▶ Exercise task: In the listing below, identify each line with the word "JSON" and return those lines.

*** Records provided ***

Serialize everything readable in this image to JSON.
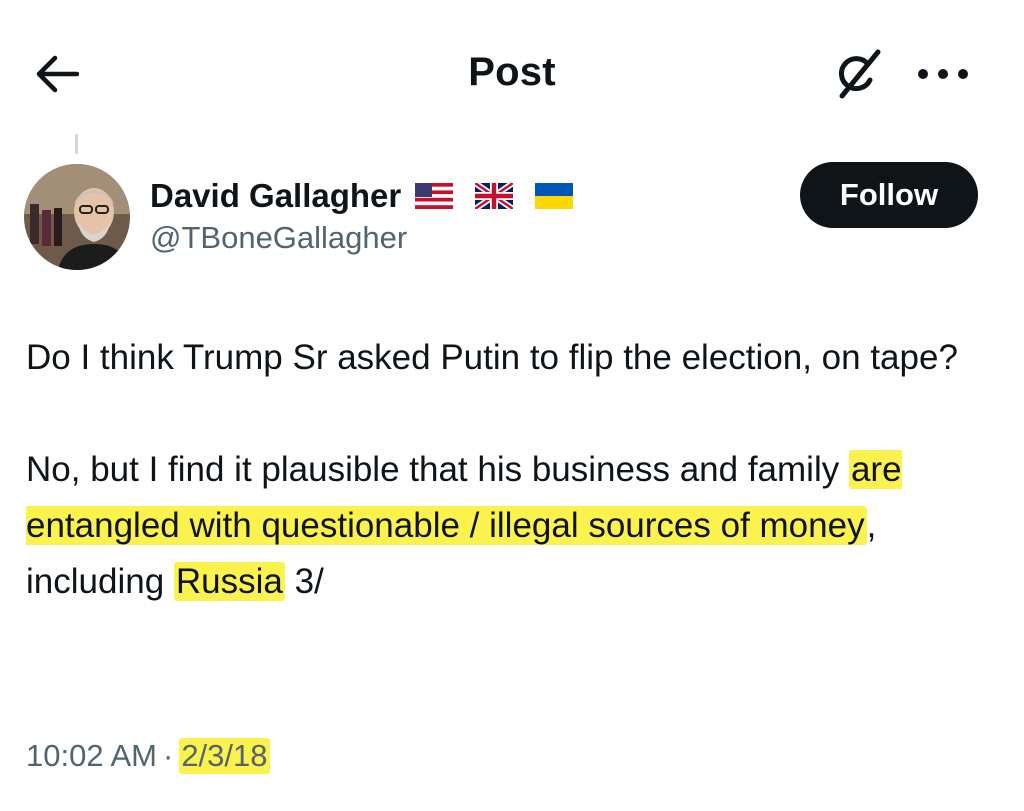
{
  "header": {
    "title": "Post",
    "back_icon": "arrow-left-icon",
    "grok_icon": "grok-icon",
    "more_icon": "more-horizontal-icon"
  },
  "author": {
    "display_name": "David Gallagher",
    "flags": [
      "🇺🇸",
      "🇬🇧",
      "🇺🇦"
    ],
    "handle": "@TBoneGallagher",
    "follow_label": "Follow"
  },
  "post": {
    "paragraph1": "Do I think Trump Sr asked Putin to flip the election, on tape?",
    "p2_part1": "No, but I find it plausible that his business and family ",
    "p2_hl1": "are entangled with questionable / illegal sources of money",
    "p2_part2": ", including ",
    "p2_hl2": "Russia",
    "p2_part3": " 3/"
  },
  "meta": {
    "time": "10:02 AM",
    "separator": "·",
    "date": "2/3/18"
  },
  "colors": {
    "text": "#0f1419",
    "secondary": "#536471",
    "highlight": "#fbf24d",
    "follow_bg": "#0f1419"
  }
}
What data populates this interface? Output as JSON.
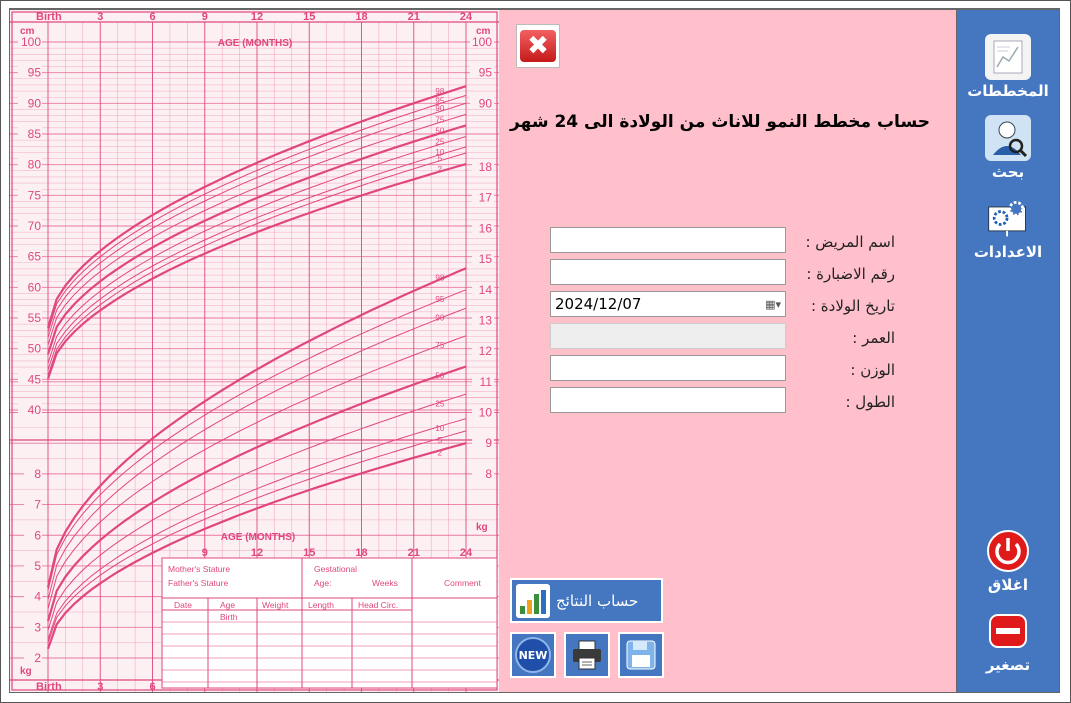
{
  "header": {
    "title": "حساب مخطط النمو للاناث من الولادة الى 24 شهر"
  },
  "form": {
    "patient_name_label": "اسم المريض :",
    "file_number_label": "رقم الاضبارة :",
    "birth_date_label": "تاريخ الولادة :",
    "birth_date_value": "2024/12/07",
    "age_label": "العمر :",
    "weight_label": "الوزن :",
    "height_label": "الطول :"
  },
  "buttons": {
    "close_label": "✖",
    "calc_label": "حساب النتائج",
    "new_label": "NEW"
  },
  "sidebar": {
    "charts_label": "المخططات",
    "search_label": "بحث",
    "settings_label": "الاعدادات",
    "exit_label": "اغلاق",
    "minimize_label": "تصغير"
  },
  "chart": {
    "birth_label": "Birth",
    "age_months_label": "AGE (MONTHS)",
    "cm_unit": "cm",
    "kg_unit": "kg",
    "months_ticks": [
      "3",
      "6",
      "9",
      "12",
      "15",
      "18",
      "21",
      "24"
    ],
    "cm_ticks_left": [
      "100",
      "95",
      "90",
      "85",
      "80",
      "75",
      "70",
      "65",
      "60",
      "55",
      "50",
      "45",
      "40"
    ],
    "cm_ticks_right": [
      "100",
      "95",
      "90"
    ],
    "kg_ticks_right": [
      "18",
      "17",
      "16",
      "15",
      "14",
      "13",
      "12",
      "11",
      "10",
      "9",
      "8"
    ],
    "kg_ticks_left": [
      "8",
      "7",
      "6",
      "5",
      "4",
      "3",
      "2"
    ],
    "percentiles_length": [
      "98",
      "95",
      "90",
      "75",
      "50",
      "25",
      "10",
      "5",
      "2"
    ],
    "percentiles_weight": [
      "98",
      "95",
      "90",
      "75",
      "50",
      "25",
      "10",
      "5",
      "2"
    ],
    "table": {
      "mothers_stature": "Mother's Stature",
      "fathers_stature": "Father's Stature",
      "gestational": "Gestational",
      "age_weeks": "Age:",
      "weeks": "Weeks",
      "comment": "Comment",
      "headers": [
        "Date",
        "Age",
        "Weight",
        "Length",
        "Head Circ."
      ],
      "birth_row": "Birth"
    }
  },
  "colors": {
    "pink_panel": "#ffc0cb",
    "sidebar_blue": "#4577c0",
    "chart_line": "#e0477f"
  }
}
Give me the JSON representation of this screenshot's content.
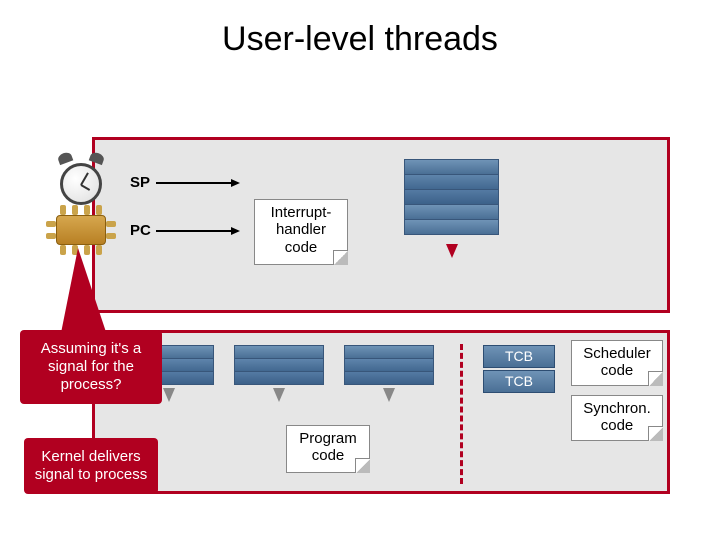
{
  "title": "User-level threads",
  "registers": {
    "sp": "SP",
    "pc": "PC"
  },
  "top_box": {
    "interrupt_handler": "Interrupt-\nhandler\ncode"
  },
  "bottom_box": {
    "program_code": "Program\ncode",
    "scheduler": "Scheduler\ncode",
    "synchron": "Synchron.\ncode",
    "tcb": "TCB"
  },
  "callouts": {
    "assuming": "Assuming it's a signal for the process?",
    "kernel": "Kernel delivers signal to process"
  }
}
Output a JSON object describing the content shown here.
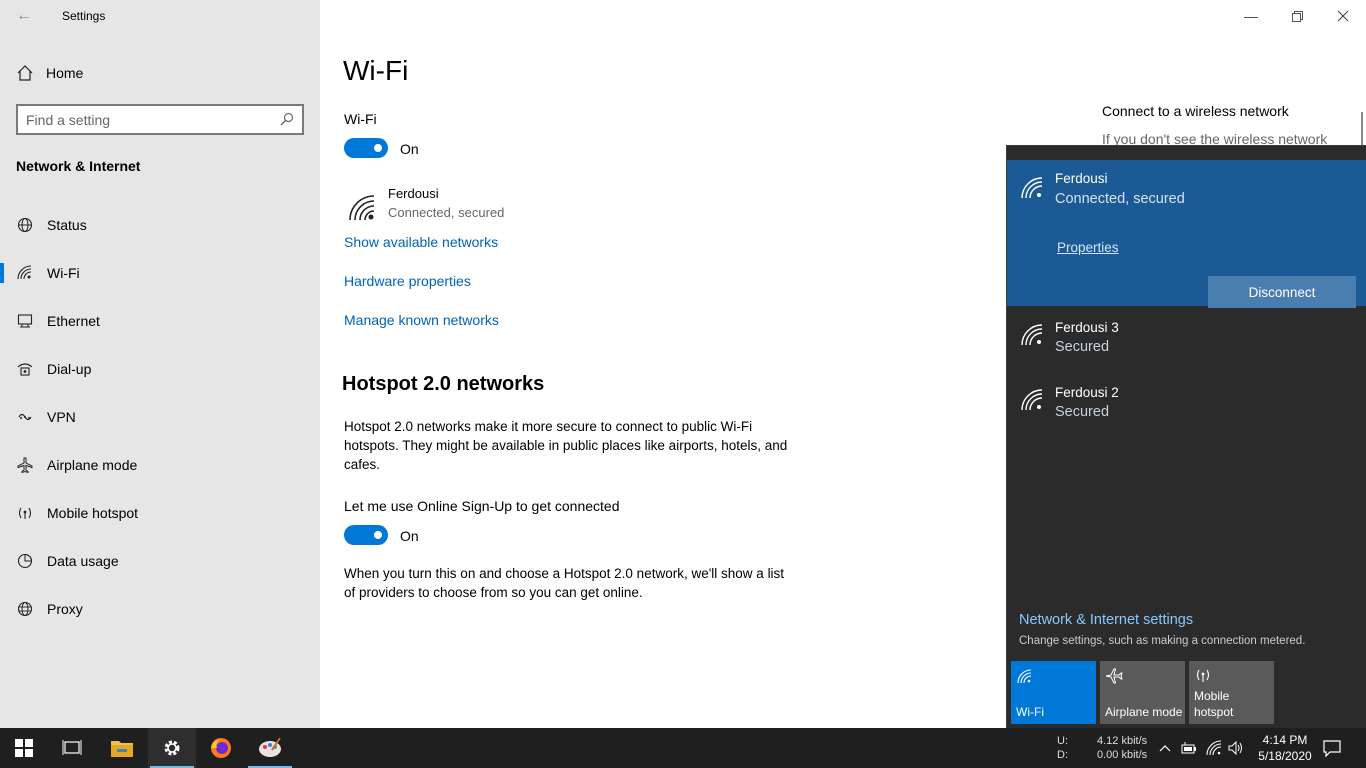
{
  "app": {
    "title": "Settings",
    "window_controls": [
      "minimize",
      "maximize",
      "close"
    ]
  },
  "sidebar": {
    "home_label": "Home",
    "search_placeholder": "Find a setting",
    "section_title": "Network & Internet",
    "items": [
      {
        "label": "Status",
        "icon": "globe-status-icon"
      },
      {
        "label": "Wi-Fi",
        "icon": "wifi-icon",
        "active": true
      },
      {
        "label": "Ethernet",
        "icon": "ethernet-icon"
      },
      {
        "label": "Dial-up",
        "icon": "dialup-icon"
      },
      {
        "label": "VPN",
        "icon": "vpn-icon"
      },
      {
        "label": "Airplane mode",
        "icon": "airplane-icon"
      },
      {
        "label": "Mobile hotspot",
        "icon": "hotspot-icon"
      },
      {
        "label": "Data usage",
        "icon": "data-usage-icon"
      },
      {
        "label": "Proxy",
        "icon": "globe-icon"
      }
    ]
  },
  "main": {
    "page_title": "Wi-Fi",
    "wifi_label": "Wi-Fi",
    "wifi_toggle_state": "On",
    "current_network": {
      "name": "Ferdousi",
      "status": "Connected, secured"
    },
    "links": {
      "show_networks": "Show available networks",
      "hardware": "Hardware properties",
      "manage": "Manage known networks"
    },
    "hotspot": {
      "title": "Hotspot 2.0 networks",
      "description": "Hotspot 2.0 networks make it more secure to connect to public Wi-Fi hotspots. They might be available in public places like airports, hotels, and cafes.",
      "signup_label": "Let me use Online Sign-Up to get connected",
      "signup_toggle_state": "On",
      "signup_description": "When you turn this on and choose a Hotspot 2.0 network, we'll show a list of providers to choose from so you can get online."
    },
    "right_panel": {
      "heading": "Connect to a wireless network",
      "subtext": "If you don't see the wireless network"
    }
  },
  "flyout": {
    "connected": {
      "name": "Ferdousi",
      "status": "Connected, secured",
      "properties": "Properties",
      "disconnect": "Disconnect"
    },
    "networks": [
      {
        "name": "Ferdousi 3",
        "status": "Secured"
      },
      {
        "name": "Ferdousi 2",
        "status": "Secured"
      }
    ],
    "settings_link": "Network & Internet settings",
    "settings_sub": "Change settings, such as making a connection metered.",
    "quick_actions": [
      {
        "label": "Wi-Fi",
        "on": true
      },
      {
        "label": "Airplane mode",
        "on": false
      },
      {
        "label": "Mobile hotspot",
        "on": false
      }
    ]
  },
  "taskbar": {
    "apps": [
      "start",
      "task-view",
      "file-explorer",
      "settings",
      "firefox",
      "paint"
    ],
    "net_speed": {
      "up_label": "U:",
      "down_label": "D:",
      "up": "4.12 kbit/s",
      "down": "0.00 kbit/s"
    },
    "time": "4:14 PM",
    "date": "5/18/2020"
  },
  "colors": {
    "accent": "#0078d7",
    "link": "#0063b1",
    "flyout_bg": "#2b2b2b",
    "flyout_selected": "#1c5a96"
  }
}
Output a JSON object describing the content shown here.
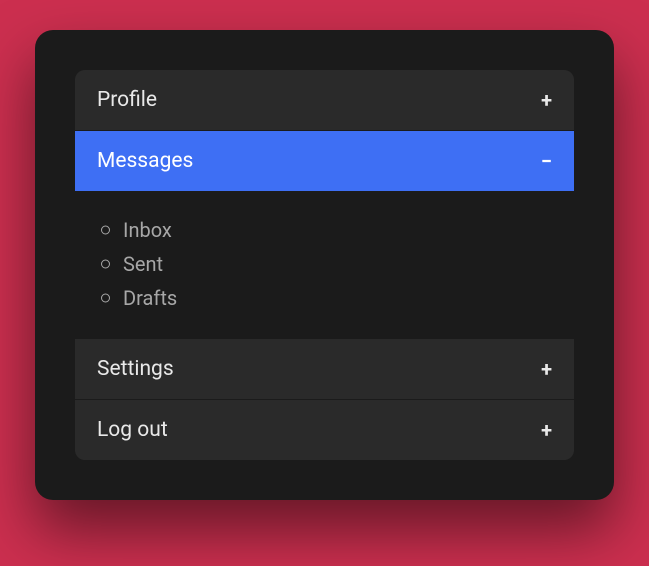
{
  "menu": {
    "items": [
      {
        "label": "Profile",
        "expanded": false
      },
      {
        "label": "Messages",
        "expanded": true,
        "children": [
          "Inbox",
          "Sent",
          "Drafts"
        ]
      },
      {
        "label": "Settings",
        "expanded": false
      },
      {
        "label": "Log out",
        "expanded": false
      }
    ]
  },
  "icons": {
    "plus": "+",
    "minus": "−"
  }
}
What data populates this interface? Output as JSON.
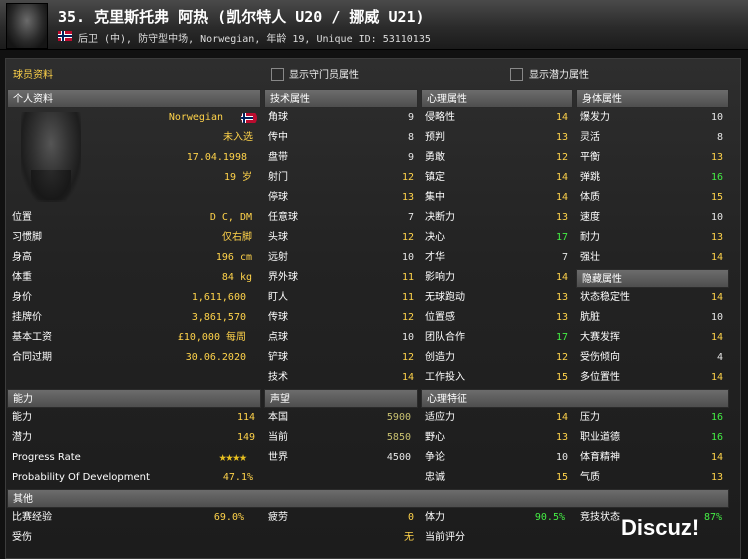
{
  "header": {
    "title": "35. 克里斯托弗 阿热 (凯尔特人 U20 / 挪威 U21)",
    "subtitle": "后卫 (中), 防守型中场, Norwegian, 年龄 19, Unique ID: 53110135"
  },
  "tabs": {
    "active": "球员资料",
    "show_gk": "显示守门员属性",
    "show_potential": "显示潜力属性"
  },
  "personal": {
    "header": "个人资料",
    "nationality": "Norwegian",
    "selection": "未入选",
    "dob": "17.04.1998",
    "age": "19 岁",
    "rows": [
      {
        "label": "位置",
        "value": "D C, DM"
      },
      {
        "label": "习惯脚",
        "value": "仅右脚"
      },
      {
        "label": "身高",
        "value": "196 cm"
      },
      {
        "label": "体重",
        "value": "84 kg"
      },
      {
        "label": "身价",
        "value": "1,611,600"
      },
      {
        "label": "挂牌价",
        "value": "3,861,570"
      },
      {
        "label": "基本工资",
        "value": "£10,000 每周"
      },
      {
        "label": "合同过期",
        "value": "30.06.2020"
      }
    ]
  },
  "technical": {
    "header": "技术属性",
    "rows": [
      {
        "label": "角球",
        "value": "9"
      },
      {
        "label": "传中",
        "value": "8"
      },
      {
        "label": "盘带",
        "value": "9"
      },
      {
        "label": "射门",
        "value": "12"
      },
      {
        "label": "停球",
        "value": "13"
      },
      {
        "label": "任意球",
        "value": "7"
      },
      {
        "label": "头球",
        "value": "12"
      },
      {
        "label": "远射",
        "value": "10"
      },
      {
        "label": "界外球",
        "value": "11"
      },
      {
        "label": "盯人",
        "value": "11"
      },
      {
        "label": "传球",
        "value": "12"
      },
      {
        "label": "点球",
        "value": "10"
      },
      {
        "label": "铲球",
        "value": "12"
      },
      {
        "label": "技术",
        "value": "14"
      }
    ]
  },
  "mental": {
    "header": "心理属性",
    "rows": [
      {
        "label": "侵略性",
        "value": "14"
      },
      {
        "label": "预判",
        "value": "13"
      },
      {
        "label": "勇敢",
        "value": "12"
      },
      {
        "label": "镇定",
        "value": "14"
      },
      {
        "label": "集中",
        "value": "14"
      },
      {
        "label": "决断力",
        "value": "13"
      },
      {
        "label": "决心",
        "value": "17"
      },
      {
        "label": "才华",
        "value": "7"
      },
      {
        "label": "影响力",
        "value": "14"
      },
      {
        "label": "无球跑动",
        "value": "13"
      },
      {
        "label": "位置感",
        "value": "13"
      },
      {
        "label": "团队合作",
        "value": "17"
      },
      {
        "label": "创造力",
        "value": "12"
      },
      {
        "label": "工作投入",
        "value": "15"
      }
    ]
  },
  "physical": {
    "header": "身体属性",
    "rows": [
      {
        "label": "爆发力",
        "value": "10"
      },
      {
        "label": "灵活",
        "value": "8"
      },
      {
        "label": "平衡",
        "value": "13"
      },
      {
        "label": "弹跳",
        "value": "16"
      },
      {
        "label": "体质",
        "value": "15"
      },
      {
        "label": "速度",
        "value": "10"
      },
      {
        "label": "耐力",
        "value": "13"
      },
      {
        "label": "强壮",
        "value": "14"
      }
    ]
  },
  "hidden": {
    "header": "隐藏属性",
    "rows": [
      {
        "label": "状态稳定性",
        "value": "14"
      },
      {
        "label": "肮脏",
        "value": "10"
      },
      {
        "label": "大赛发挥",
        "value": "14"
      },
      {
        "label": "受伤倾向",
        "value": "4"
      },
      {
        "label": "多位置性",
        "value": "14"
      }
    ]
  },
  "ability": {
    "header": "能力",
    "rows": [
      {
        "label": "能力",
        "value": "114"
      },
      {
        "label": "潜力",
        "value": "149"
      },
      {
        "label": "Progress Rate",
        "value": "★★★★"
      },
      {
        "label": "Probability Of Development",
        "value": "47.1%"
      }
    ],
    "progress_stars": 4
  },
  "reputation": {
    "header": "声望",
    "rows": [
      {
        "label": "本国",
        "value": "5900"
      },
      {
        "label": "当前",
        "value": "5850"
      },
      {
        "label": "世界",
        "value": "4500"
      }
    ]
  },
  "traits": {
    "header": "心理特征",
    "rows": [
      {
        "label": "适应力",
        "value": "14"
      },
      {
        "label": "野心",
        "value": "13"
      },
      {
        "label": "争论",
        "value": "10"
      },
      {
        "label": "忠诚",
        "value": "15"
      }
    ],
    "rows2": [
      {
        "label": "压力",
        "value": "16"
      },
      {
        "label": "职业道德",
        "value": "16"
      },
      {
        "label": "体育精神",
        "value": "14"
      },
      {
        "label": "气质",
        "value": "13"
      }
    ]
  },
  "other": {
    "header": "其他",
    "rows": [
      {
        "label": "比赛经验",
        "value": "69.0%"
      },
      {
        "label": "疲劳",
        "value": "0"
      },
      {
        "label": "体力",
        "value": "90.5%"
      },
      {
        "label": "竞技状态",
        "value": "87%"
      },
      {
        "label": "受伤",
        "value": "无"
      },
      {
        "label": "当前评分",
        "value": ""
      }
    ]
  },
  "watermark": "Discuz!"
}
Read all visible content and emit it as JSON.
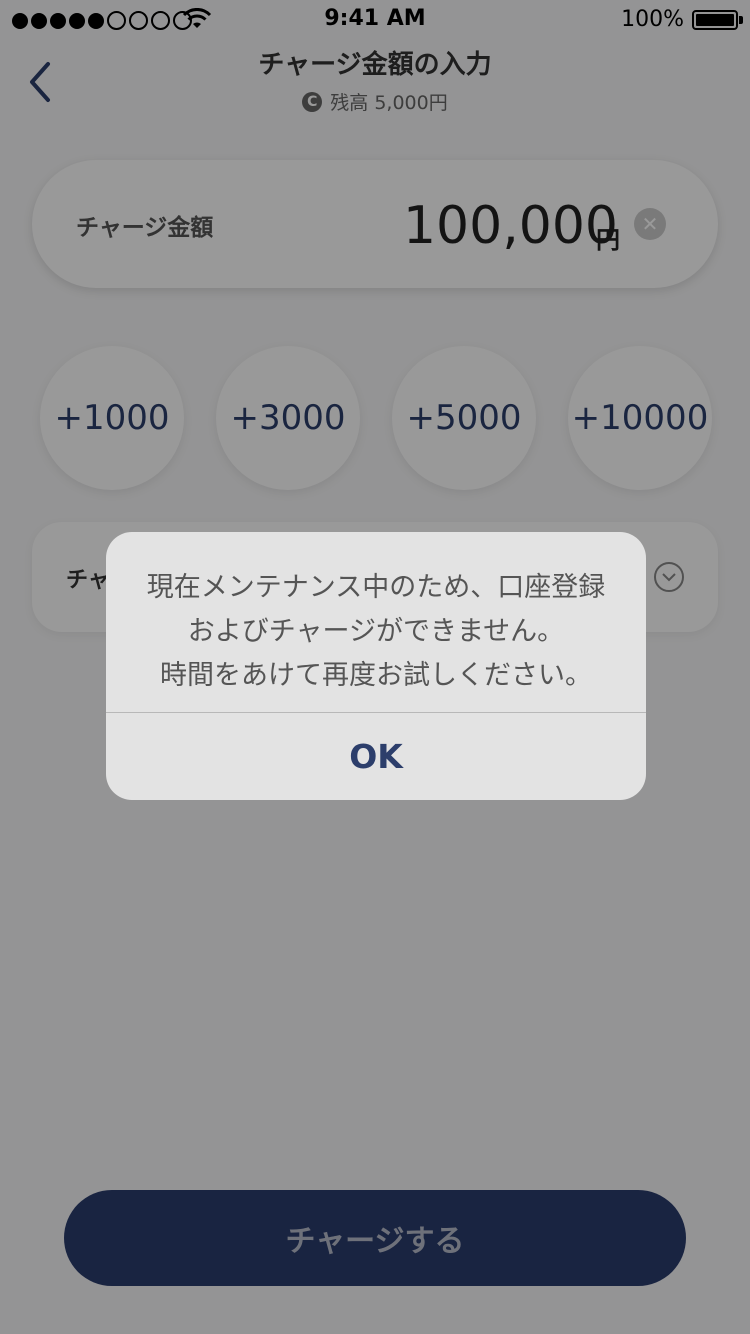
{
  "status_bar": {
    "time": "9:41 AM",
    "battery_percent": "100%",
    "signal_bars_filled": 5,
    "signal_bars_total": 9,
    "wifi_icon": "wifi-icon"
  },
  "header": {
    "title": "チャージ金額の入力",
    "balance_icon": "coin-icon",
    "balance_icon_glyph": "C",
    "balance_text": "残高 5,000円"
  },
  "amount": {
    "label": "チャージ金額",
    "value": "100,000",
    "unit": "円",
    "clear_glyph": "✕"
  },
  "quick_amounts": [
    "+1000",
    "+3000",
    "+5000",
    "+10000"
  ],
  "method": {
    "label": "チャ"
  },
  "charge_button": {
    "label": "チャージする"
  },
  "alert": {
    "message_lines": [
      "現在メンテナンス中のため、口座登録",
      "およびチャージができません。",
      "時間をあけて再度お試しください。"
    ],
    "ok_label": "OK"
  },
  "colors": {
    "accent": "#2c3e6b",
    "button": "#2b3c6d",
    "overlay": "rgba(0,0,0,0.4)"
  }
}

***

▶ The completed task:
Serialize everything readable in this image to JSON.
What data populates this interface? Output as JSON.
Give me the JSON representation of this screenshot's content.
Output a JSON object describing the content shown here.
Output a JSON object describing the content shown here.
What data populates this interface? Output as JSON.
Read all visible content and emit it as JSON.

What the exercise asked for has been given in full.